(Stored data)
◆ ◆ ◆ ◆ ◆

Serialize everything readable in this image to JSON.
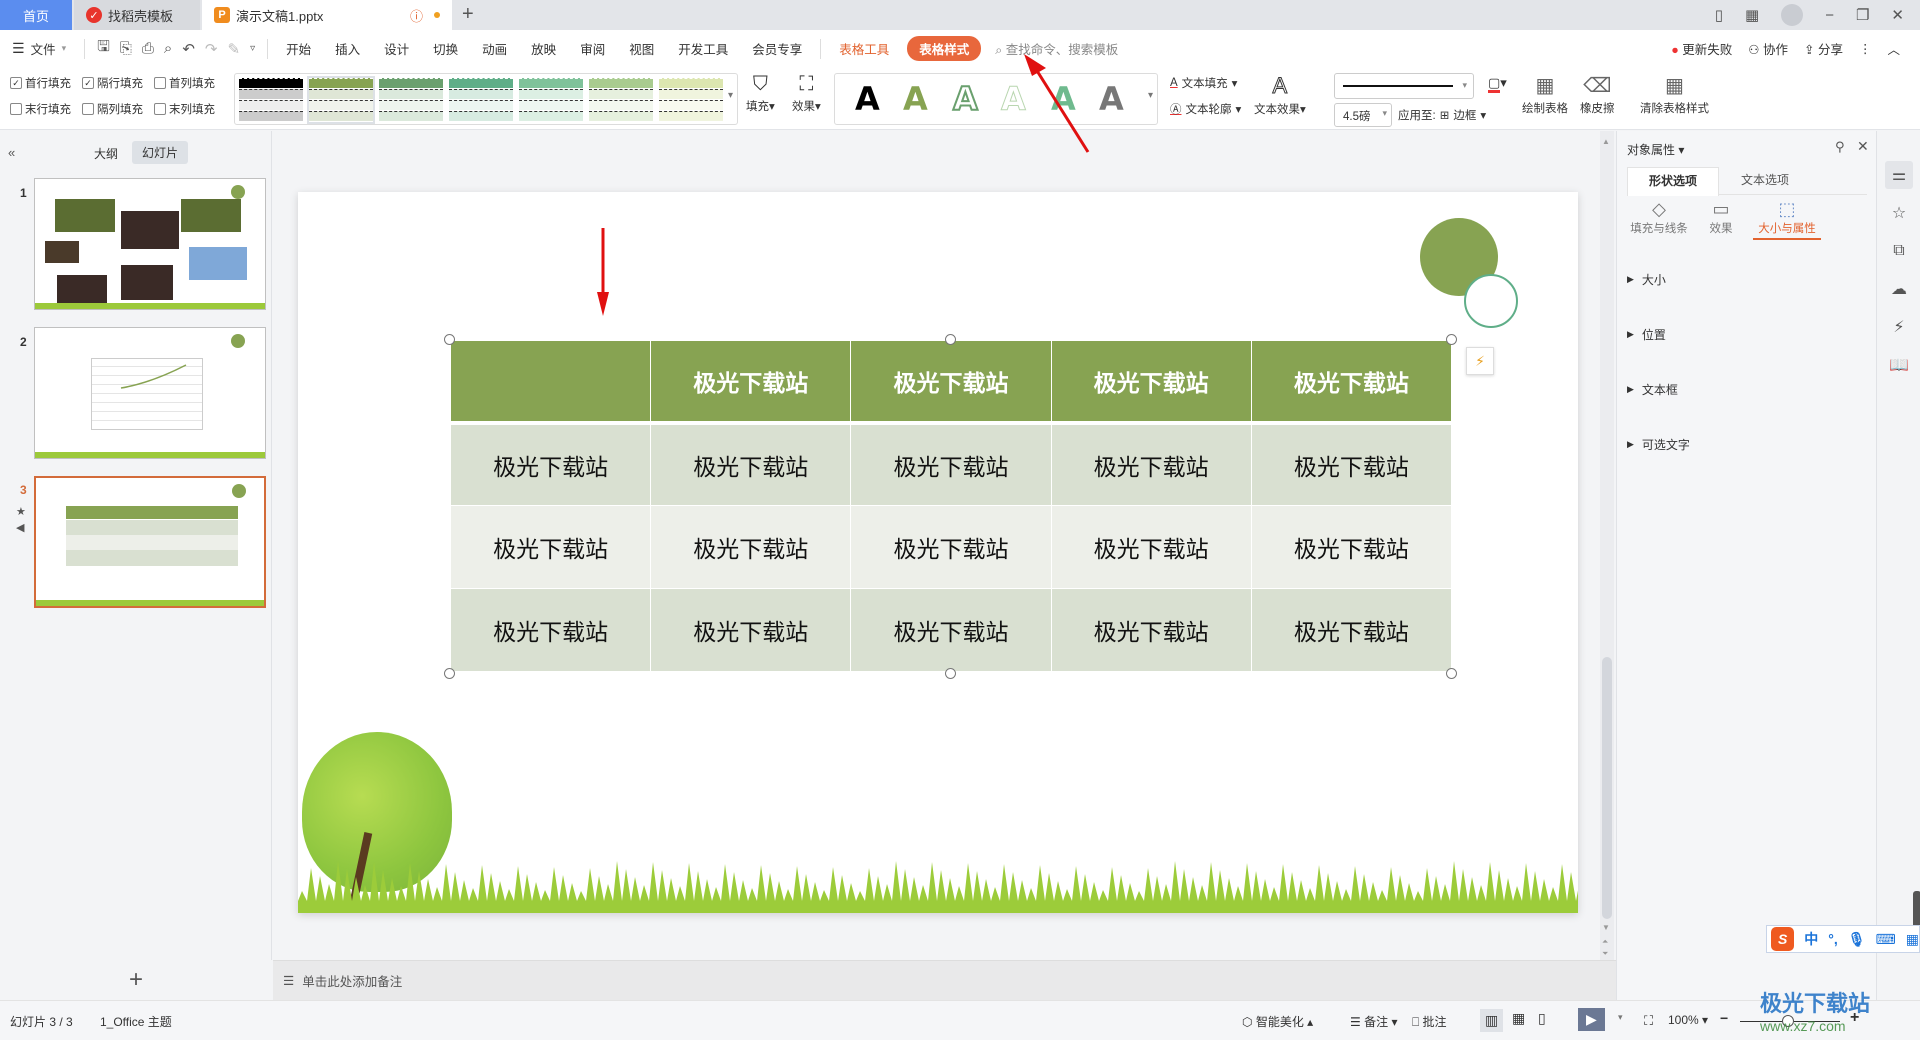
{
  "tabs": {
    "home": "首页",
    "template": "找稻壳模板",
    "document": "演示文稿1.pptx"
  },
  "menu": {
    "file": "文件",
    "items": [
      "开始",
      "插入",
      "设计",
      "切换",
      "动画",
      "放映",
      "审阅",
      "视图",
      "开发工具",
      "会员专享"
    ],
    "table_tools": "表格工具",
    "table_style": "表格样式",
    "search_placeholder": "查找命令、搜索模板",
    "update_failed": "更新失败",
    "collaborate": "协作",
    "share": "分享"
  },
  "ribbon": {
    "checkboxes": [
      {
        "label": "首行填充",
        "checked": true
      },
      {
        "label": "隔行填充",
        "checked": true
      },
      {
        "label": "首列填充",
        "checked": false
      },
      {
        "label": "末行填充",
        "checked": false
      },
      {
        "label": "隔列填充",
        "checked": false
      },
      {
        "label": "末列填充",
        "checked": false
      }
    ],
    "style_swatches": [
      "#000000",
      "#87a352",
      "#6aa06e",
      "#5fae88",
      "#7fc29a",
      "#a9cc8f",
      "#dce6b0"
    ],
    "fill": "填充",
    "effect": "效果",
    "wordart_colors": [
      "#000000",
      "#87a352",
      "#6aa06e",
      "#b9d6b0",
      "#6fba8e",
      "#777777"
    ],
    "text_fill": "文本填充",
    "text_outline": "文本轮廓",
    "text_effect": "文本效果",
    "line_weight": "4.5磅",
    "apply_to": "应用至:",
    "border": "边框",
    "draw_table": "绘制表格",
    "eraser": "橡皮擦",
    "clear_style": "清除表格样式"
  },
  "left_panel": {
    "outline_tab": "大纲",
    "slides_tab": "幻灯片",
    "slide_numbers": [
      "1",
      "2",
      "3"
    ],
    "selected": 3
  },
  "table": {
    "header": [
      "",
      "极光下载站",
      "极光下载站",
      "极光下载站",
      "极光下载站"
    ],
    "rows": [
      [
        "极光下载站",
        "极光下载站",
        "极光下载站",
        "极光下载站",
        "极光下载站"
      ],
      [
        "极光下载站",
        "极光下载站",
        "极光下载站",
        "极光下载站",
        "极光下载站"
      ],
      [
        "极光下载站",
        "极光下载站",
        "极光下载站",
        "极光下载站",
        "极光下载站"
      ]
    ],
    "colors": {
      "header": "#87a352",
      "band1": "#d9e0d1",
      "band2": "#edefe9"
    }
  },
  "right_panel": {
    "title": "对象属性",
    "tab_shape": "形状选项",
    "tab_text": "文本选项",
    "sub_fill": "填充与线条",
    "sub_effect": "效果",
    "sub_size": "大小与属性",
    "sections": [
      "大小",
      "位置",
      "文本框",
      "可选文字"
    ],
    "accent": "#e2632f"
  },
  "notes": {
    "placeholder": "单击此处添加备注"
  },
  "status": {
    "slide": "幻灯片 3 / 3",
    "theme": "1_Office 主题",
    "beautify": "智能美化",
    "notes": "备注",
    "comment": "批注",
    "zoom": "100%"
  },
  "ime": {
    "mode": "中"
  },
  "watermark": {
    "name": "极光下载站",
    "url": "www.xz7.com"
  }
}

◆ ◆ ◆ ◆ ◆

What is needed:
Output the full set of records above without changing a word, and drop the images.

The solution:
Serialize everything readable in this image to JSON.
{
  "tabs": {
    "home": "首页",
    "template": "找稻壳模板",
    "document": "演示文稿1.pptx"
  },
  "menu": {
    "file": "文件",
    "items": [
      "开始",
      "插入",
      "设计",
      "切换",
      "动画",
      "放映",
      "审阅",
      "视图",
      "开发工具",
      "会员专享"
    ],
    "table_tools": "表格工具",
    "table_style": "表格样式",
    "search_placeholder": "查找命令、搜索模板",
    "update_failed": "更新失败",
    "collaborate": "协作",
    "share": "分享"
  },
  "ribbon": {
    "checkboxes": [
      {
        "label": "首行填充",
        "checked": true
      },
      {
        "label": "隔行填充",
        "checked": true
      },
      {
        "label": "首列填充",
        "checked": false
      },
      {
        "label": "末行填充",
        "checked": false
      },
      {
        "label": "隔列填充",
        "checked": false
      },
      {
        "label": "末列填充",
        "checked": false
      }
    ],
    "style_swatches": [
      "#000000",
      "#87a352",
      "#6aa06e",
      "#5fae88",
      "#7fc29a",
      "#a9cc8f",
      "#dce6b0"
    ],
    "fill": "填充",
    "effect": "效果",
    "wordart_colors": [
      "#000000",
      "#87a352",
      "#6aa06e",
      "#b9d6b0",
      "#6fba8e",
      "#777777"
    ],
    "text_fill": "文本填充",
    "text_outline": "文本轮廓",
    "text_effect": "文本效果",
    "line_weight": "4.5磅",
    "apply_to": "应用至:",
    "border": "边框",
    "draw_table": "绘制表格",
    "eraser": "橡皮擦",
    "clear_style": "清除表格样式"
  },
  "left_panel": {
    "outline_tab": "大纲",
    "slides_tab": "幻灯片",
    "slide_numbers": [
      "1",
      "2",
      "3"
    ],
    "selected": 3
  },
  "table": {
    "header": [
      "",
      "极光下载站",
      "极光下载站",
      "极光下载站",
      "极光下载站"
    ],
    "rows": [
      [
        "极光下载站",
        "极光下载站",
        "极光下载站",
        "极光下载站",
        "极光下载站"
      ],
      [
        "极光下载站",
        "极光下载站",
        "极光下载站",
        "极光下载站",
        "极光下载站"
      ],
      [
        "极光下载站",
        "极光下载站",
        "极光下载站",
        "极光下载站",
        "极光下载站"
      ]
    ],
    "colors": {
      "header": "#87a352",
      "band1": "#d9e0d1",
      "band2": "#edefe9"
    }
  },
  "right_panel": {
    "title": "对象属性",
    "tab_shape": "形状选项",
    "tab_text": "文本选项",
    "sub_fill": "填充与线条",
    "sub_effect": "效果",
    "sub_size": "大小与属性",
    "sections": [
      "大小",
      "位置",
      "文本框",
      "可选文字"
    ],
    "accent": "#e2632f"
  },
  "notes": {
    "placeholder": "单击此处添加备注"
  },
  "status": {
    "slide": "幻灯片 3 / 3",
    "theme": "1_Office 主题",
    "beautify": "智能美化",
    "notes": "备注",
    "comment": "批注",
    "zoom": "100%"
  },
  "ime": {
    "mode": "中"
  },
  "watermark": {
    "name": "极光下载站",
    "url": "www.xz7.com"
  }
}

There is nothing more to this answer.